### LA RICHIESTA
Ricopia parola per parola le righe che iniziano da quella che contiene "segment this screenshot: for" e fermati dopo quella che contiene "data-labels: 1.3 %", includendo entrambe.

### VOCI PER L'ATTIVITÀ
_ _ _ _
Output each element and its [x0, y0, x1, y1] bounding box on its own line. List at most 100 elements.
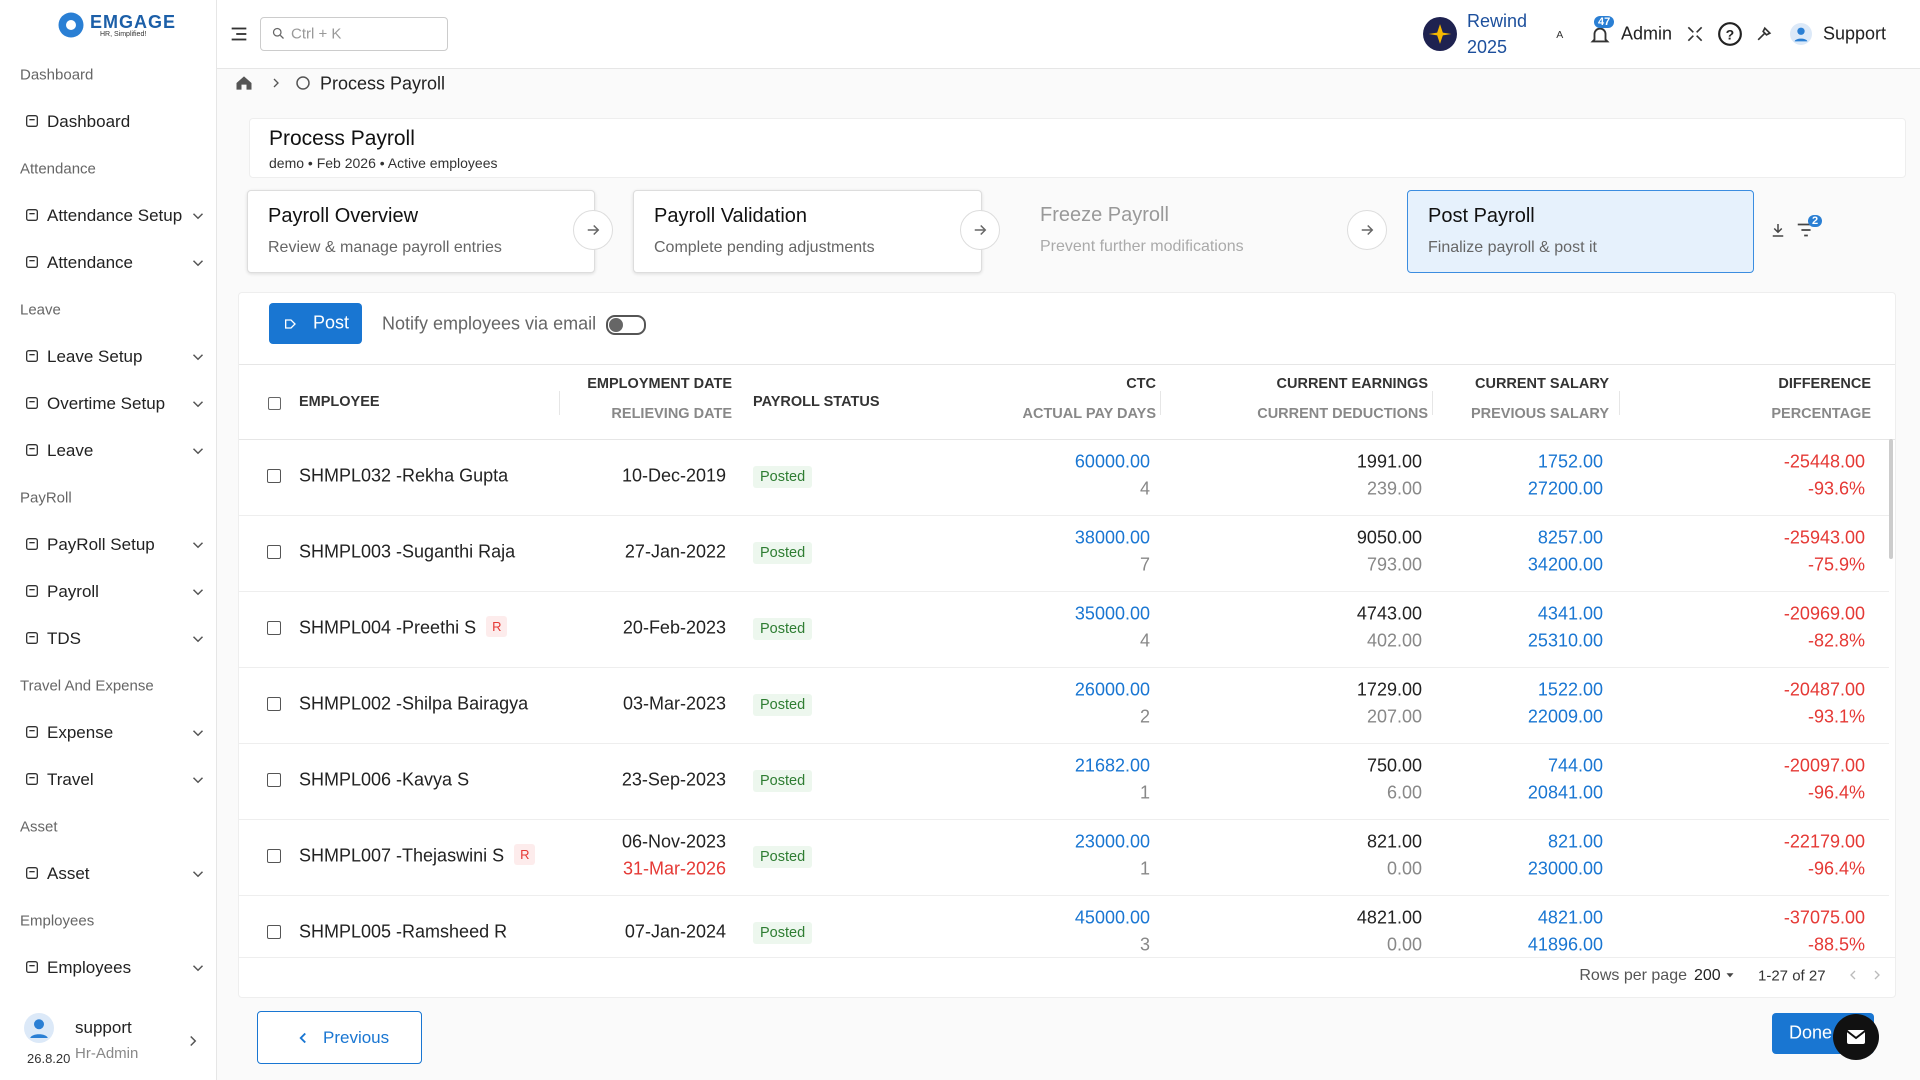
_ _ _ _
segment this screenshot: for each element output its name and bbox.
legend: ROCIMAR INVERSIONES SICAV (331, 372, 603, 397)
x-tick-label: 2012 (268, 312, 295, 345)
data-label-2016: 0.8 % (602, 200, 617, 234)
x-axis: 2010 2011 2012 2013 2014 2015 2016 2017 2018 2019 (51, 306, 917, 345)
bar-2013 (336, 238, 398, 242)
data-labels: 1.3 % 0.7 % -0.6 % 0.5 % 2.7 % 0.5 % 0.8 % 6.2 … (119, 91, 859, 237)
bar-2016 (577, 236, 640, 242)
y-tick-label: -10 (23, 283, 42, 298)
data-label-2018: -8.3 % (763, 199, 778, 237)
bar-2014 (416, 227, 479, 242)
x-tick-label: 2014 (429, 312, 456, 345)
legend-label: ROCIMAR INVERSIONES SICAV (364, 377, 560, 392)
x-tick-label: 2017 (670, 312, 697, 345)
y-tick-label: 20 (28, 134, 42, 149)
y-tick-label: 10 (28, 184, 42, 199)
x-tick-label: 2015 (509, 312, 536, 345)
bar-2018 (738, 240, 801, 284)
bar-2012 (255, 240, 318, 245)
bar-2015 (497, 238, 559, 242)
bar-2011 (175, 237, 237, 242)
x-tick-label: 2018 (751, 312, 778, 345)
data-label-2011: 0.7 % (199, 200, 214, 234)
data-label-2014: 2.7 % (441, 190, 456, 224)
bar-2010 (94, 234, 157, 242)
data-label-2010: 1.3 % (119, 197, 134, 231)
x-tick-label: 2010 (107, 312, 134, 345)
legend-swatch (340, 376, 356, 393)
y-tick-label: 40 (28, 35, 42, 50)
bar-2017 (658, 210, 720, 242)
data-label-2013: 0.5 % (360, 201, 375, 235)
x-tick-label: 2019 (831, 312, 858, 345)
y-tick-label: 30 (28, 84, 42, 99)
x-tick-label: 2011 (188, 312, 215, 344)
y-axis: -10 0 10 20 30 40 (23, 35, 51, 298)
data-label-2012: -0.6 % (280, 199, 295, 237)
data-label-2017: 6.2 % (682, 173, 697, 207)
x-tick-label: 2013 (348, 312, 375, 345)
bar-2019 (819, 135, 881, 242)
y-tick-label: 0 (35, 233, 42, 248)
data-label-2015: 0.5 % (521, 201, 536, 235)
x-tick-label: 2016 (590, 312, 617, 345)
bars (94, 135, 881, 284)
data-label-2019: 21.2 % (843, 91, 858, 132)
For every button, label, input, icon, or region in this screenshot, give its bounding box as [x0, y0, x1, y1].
_ _ _ _
### LA RISPOSTA
segment this screenshot: for each element output its name and bbox.
legend: ROCIMAR INVERSIONES SICAV (331, 372, 603, 397)
x-tick-label: 2012 (268, 312, 295, 345)
data-label-2016: 0.8 % (602, 200, 617, 234)
x-axis: 2010 2011 2012 2013 2014 2015 2016 2017 2018 2019 (51, 306, 917, 345)
bar-2013 (336, 238, 398, 242)
data-labels: 1.3 % 0.7 % -0.6 % 0.5 % 2.7 % 0.5 % 0.8 % 6.2 … (119, 91, 859, 237)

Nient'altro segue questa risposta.